___ Data listing

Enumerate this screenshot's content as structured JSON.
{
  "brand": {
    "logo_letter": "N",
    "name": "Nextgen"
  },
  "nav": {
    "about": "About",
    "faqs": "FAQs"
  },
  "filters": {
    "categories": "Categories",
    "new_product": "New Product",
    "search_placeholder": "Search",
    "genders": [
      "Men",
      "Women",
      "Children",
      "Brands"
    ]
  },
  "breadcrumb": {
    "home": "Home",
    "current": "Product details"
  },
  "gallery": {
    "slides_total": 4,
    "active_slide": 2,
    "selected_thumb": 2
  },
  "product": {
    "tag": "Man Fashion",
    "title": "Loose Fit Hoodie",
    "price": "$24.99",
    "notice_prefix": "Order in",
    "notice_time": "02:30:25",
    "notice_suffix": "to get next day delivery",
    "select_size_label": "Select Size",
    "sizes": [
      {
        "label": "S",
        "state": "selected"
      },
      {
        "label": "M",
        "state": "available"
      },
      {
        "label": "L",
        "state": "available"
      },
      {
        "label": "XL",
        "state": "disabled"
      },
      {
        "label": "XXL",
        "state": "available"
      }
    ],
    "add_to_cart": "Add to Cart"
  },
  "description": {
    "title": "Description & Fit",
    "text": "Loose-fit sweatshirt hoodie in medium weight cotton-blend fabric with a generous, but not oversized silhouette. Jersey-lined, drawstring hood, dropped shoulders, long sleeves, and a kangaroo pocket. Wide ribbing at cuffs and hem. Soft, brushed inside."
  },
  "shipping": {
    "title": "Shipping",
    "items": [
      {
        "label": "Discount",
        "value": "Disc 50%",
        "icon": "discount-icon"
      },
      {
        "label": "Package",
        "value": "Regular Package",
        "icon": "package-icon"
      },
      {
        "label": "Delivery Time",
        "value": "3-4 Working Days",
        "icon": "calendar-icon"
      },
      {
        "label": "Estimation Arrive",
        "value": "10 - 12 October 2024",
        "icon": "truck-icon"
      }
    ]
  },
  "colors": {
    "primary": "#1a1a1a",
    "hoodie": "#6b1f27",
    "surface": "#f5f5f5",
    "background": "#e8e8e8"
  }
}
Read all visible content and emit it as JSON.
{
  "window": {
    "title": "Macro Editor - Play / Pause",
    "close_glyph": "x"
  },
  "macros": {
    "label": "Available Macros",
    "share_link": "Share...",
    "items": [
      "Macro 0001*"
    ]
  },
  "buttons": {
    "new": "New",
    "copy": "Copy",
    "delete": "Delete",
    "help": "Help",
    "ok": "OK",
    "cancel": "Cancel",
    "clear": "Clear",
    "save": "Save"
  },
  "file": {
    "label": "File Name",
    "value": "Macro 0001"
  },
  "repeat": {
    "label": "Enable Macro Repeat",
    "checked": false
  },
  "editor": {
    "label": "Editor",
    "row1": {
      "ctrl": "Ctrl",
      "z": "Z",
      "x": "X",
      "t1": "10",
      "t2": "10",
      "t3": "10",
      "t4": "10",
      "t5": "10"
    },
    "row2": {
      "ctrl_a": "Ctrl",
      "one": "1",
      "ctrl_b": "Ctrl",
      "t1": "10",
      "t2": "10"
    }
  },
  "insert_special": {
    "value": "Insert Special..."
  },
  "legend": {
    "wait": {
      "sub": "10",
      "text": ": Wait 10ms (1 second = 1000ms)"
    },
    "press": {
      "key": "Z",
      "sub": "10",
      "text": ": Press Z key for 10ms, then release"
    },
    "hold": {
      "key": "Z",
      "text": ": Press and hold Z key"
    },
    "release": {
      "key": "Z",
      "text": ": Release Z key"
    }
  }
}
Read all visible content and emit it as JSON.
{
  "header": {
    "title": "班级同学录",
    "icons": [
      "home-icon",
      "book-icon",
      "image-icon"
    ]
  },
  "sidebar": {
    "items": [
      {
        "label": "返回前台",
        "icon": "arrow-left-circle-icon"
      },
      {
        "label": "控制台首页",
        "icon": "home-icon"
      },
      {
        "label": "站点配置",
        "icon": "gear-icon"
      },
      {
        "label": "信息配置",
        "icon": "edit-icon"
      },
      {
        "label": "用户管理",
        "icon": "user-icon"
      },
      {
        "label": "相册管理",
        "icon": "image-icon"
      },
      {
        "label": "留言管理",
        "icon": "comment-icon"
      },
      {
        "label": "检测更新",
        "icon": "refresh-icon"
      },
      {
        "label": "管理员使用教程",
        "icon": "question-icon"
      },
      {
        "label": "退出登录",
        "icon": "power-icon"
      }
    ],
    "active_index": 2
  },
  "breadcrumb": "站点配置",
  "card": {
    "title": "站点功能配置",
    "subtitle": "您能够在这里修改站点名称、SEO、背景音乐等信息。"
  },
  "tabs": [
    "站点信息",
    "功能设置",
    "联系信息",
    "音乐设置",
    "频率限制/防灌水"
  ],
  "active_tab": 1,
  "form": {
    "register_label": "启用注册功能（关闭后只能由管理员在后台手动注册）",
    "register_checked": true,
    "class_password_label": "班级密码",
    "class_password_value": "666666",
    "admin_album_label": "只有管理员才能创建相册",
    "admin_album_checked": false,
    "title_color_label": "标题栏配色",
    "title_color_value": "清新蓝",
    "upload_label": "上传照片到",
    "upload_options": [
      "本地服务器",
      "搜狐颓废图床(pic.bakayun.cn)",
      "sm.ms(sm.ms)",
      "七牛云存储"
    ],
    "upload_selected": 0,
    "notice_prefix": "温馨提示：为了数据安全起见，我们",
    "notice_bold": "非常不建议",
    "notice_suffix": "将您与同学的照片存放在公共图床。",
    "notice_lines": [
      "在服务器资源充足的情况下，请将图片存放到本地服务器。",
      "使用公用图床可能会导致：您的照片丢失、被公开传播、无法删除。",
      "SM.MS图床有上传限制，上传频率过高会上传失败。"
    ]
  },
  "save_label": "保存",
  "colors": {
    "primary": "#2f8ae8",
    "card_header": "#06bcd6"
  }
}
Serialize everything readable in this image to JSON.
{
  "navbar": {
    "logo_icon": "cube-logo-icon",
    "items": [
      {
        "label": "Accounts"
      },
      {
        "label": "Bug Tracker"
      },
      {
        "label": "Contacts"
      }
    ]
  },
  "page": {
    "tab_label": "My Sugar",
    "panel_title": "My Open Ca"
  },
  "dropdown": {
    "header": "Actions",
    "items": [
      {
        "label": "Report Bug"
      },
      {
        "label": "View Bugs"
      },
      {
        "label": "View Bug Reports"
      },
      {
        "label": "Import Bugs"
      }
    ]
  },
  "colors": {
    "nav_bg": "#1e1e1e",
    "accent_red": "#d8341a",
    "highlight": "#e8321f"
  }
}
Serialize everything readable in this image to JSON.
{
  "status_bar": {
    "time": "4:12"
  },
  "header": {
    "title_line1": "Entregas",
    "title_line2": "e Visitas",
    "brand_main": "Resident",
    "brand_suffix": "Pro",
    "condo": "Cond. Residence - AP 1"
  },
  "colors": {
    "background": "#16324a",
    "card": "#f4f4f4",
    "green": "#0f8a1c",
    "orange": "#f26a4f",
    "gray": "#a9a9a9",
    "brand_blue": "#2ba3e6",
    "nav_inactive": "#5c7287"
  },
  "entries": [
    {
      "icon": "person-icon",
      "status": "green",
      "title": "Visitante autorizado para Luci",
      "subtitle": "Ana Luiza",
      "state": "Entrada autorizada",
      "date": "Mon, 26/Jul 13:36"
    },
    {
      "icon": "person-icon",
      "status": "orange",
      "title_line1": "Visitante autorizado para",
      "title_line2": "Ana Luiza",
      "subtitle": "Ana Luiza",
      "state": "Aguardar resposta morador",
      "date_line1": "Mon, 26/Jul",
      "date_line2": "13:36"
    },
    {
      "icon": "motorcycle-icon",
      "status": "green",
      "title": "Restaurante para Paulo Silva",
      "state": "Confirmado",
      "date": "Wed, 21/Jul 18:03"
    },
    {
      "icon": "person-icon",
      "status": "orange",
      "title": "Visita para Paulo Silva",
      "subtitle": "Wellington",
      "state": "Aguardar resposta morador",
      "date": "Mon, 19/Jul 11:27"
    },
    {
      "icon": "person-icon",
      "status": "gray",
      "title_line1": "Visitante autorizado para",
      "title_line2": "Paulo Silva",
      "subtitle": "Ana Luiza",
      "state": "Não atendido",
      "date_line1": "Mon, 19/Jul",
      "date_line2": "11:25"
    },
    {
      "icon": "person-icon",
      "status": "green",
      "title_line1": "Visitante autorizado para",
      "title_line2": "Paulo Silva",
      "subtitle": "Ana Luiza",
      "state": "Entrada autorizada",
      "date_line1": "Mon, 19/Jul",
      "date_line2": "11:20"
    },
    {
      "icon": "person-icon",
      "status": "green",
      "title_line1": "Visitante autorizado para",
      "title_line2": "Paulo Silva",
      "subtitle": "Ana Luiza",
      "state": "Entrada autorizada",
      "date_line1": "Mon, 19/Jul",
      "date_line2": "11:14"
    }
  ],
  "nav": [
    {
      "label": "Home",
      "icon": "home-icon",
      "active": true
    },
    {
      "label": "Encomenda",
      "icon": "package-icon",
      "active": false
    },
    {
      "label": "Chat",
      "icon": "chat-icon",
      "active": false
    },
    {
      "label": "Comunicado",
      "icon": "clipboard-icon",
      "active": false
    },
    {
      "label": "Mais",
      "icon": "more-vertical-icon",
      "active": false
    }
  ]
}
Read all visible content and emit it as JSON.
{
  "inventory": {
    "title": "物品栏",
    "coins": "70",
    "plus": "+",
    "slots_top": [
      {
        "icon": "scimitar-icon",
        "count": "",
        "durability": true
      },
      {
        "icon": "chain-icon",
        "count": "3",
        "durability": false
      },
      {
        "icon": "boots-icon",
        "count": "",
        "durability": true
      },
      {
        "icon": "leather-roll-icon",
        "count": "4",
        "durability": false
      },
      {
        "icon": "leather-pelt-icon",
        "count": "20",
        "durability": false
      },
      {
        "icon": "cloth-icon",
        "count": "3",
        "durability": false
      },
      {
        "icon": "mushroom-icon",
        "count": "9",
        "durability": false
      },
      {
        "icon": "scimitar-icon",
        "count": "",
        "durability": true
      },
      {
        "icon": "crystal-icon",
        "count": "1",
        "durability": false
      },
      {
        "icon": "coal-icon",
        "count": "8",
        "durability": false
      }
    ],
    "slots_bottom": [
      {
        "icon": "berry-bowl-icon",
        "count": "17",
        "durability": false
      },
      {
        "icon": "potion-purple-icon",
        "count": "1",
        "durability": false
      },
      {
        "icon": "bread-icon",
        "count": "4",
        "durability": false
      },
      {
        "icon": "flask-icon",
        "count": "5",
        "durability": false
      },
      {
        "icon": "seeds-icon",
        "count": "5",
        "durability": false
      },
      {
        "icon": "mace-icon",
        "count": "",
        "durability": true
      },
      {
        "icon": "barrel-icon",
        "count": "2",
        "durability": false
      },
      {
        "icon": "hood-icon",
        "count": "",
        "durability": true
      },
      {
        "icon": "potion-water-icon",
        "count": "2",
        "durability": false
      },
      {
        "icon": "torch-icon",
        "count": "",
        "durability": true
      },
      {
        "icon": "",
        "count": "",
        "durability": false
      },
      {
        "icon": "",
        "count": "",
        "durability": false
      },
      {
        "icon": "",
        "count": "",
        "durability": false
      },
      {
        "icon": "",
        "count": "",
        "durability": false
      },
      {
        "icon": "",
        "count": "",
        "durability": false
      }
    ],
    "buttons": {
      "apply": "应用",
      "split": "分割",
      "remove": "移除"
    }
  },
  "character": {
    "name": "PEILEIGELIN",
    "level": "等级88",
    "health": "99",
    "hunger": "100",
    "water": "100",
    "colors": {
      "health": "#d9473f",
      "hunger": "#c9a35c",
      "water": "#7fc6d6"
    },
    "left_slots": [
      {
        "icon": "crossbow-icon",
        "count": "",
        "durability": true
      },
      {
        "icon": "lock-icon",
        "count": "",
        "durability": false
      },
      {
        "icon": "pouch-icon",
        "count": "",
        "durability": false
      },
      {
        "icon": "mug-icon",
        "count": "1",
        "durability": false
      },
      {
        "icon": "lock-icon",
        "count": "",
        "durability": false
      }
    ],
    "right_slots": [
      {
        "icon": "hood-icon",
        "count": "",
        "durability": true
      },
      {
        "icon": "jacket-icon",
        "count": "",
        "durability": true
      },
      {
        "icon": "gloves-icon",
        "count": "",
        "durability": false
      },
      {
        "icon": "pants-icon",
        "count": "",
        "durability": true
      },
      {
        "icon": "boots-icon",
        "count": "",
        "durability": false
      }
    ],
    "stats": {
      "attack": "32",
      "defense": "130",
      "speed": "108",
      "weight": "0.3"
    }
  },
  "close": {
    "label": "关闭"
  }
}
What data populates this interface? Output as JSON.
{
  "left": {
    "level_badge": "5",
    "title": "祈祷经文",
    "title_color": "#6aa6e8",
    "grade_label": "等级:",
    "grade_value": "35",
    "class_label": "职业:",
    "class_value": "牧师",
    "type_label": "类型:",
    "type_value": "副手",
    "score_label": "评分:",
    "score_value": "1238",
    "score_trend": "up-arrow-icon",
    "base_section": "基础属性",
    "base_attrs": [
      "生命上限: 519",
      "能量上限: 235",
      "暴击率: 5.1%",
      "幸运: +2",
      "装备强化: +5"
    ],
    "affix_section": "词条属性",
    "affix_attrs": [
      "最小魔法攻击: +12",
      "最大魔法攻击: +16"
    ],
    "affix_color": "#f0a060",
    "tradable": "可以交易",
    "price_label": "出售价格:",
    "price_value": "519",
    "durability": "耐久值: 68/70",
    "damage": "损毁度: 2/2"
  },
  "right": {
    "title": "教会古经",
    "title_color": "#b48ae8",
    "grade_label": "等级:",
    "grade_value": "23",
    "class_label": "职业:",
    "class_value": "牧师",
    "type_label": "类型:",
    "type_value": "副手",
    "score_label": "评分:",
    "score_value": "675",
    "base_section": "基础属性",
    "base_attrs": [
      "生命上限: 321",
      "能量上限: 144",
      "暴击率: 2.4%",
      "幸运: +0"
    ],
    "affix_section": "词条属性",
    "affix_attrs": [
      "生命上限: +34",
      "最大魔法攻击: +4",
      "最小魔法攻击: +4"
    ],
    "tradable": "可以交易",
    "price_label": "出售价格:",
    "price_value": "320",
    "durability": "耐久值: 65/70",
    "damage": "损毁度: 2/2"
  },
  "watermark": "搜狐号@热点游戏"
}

______

What is required: Locate the word "this" in the records above, and return each line that has it.

Answer:
Enumerate this screenshot's content as structured JSON.
Serialize everything readable in this image to JSON.
Serialize everything readable in this image to JSON.
What data populates this interface? Output as JSON.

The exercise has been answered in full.